• Task details
Look below. Copy each line that has "国家优质高等职业院校" in it.

[Records from a collection]
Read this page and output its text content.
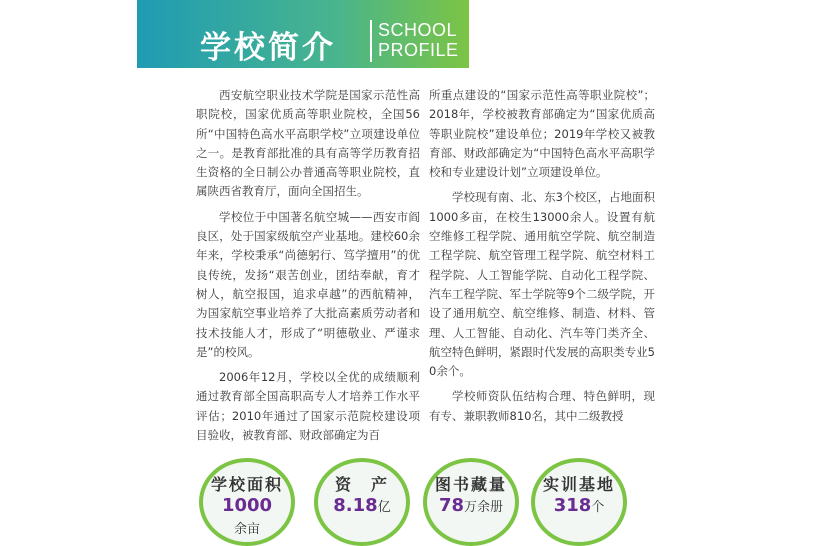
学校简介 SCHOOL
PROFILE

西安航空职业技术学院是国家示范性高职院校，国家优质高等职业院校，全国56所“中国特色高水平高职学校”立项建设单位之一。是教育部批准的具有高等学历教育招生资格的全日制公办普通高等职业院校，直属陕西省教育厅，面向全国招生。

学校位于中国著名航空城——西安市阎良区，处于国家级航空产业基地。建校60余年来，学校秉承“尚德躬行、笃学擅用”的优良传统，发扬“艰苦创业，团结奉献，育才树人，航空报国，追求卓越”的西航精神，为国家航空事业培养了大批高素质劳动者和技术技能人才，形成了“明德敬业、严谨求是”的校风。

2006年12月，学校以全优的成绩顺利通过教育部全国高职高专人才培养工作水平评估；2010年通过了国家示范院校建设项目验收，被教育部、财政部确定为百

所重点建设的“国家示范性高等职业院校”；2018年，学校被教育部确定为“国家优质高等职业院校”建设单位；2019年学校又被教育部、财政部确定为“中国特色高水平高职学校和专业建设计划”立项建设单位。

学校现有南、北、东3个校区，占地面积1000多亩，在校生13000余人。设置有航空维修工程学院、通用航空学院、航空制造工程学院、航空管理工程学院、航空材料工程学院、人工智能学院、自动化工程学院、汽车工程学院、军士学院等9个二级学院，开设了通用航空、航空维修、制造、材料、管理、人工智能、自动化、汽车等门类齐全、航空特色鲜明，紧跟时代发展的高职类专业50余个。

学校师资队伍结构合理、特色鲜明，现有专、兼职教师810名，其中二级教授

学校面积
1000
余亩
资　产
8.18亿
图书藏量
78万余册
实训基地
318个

* * *

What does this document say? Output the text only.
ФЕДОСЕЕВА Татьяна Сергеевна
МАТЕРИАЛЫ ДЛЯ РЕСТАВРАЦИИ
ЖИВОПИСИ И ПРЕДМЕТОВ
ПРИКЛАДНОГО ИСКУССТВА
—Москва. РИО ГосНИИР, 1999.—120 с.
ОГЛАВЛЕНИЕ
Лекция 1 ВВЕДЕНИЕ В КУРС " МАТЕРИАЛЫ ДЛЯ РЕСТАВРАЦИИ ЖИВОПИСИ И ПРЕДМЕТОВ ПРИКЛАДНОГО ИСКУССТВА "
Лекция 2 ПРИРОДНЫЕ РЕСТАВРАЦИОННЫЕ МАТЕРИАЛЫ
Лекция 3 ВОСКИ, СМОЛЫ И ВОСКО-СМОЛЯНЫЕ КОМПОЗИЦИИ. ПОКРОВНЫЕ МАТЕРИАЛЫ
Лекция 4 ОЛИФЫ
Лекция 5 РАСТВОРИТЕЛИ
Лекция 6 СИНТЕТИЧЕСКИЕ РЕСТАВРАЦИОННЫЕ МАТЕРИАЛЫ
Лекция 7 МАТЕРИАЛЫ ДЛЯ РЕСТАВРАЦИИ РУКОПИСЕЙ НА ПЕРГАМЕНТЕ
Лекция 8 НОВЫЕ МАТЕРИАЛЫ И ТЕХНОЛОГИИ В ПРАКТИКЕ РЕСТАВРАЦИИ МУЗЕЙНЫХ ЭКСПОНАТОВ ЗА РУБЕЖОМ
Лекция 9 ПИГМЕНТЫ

• Answer to this task
西安航空职业技术学院是国家示范性高职院校，国家优质高等职业院校，全国56所“中国特色高水平高职学校”立项建设单位之一。是教育部批准的具有高等学历教育招生资格的全日制公办普通高等职业院校，直属陕西省教育厅，面向全国招生。
所重点建设的“国家示范性高等职业院校”；2018年，学校被教育部确定为“国家优质高等职业院校”建设单位；2019年学校又被教育部、财政部确定为“中国特色高水平高职学校和专业建设计划”立项建设单位。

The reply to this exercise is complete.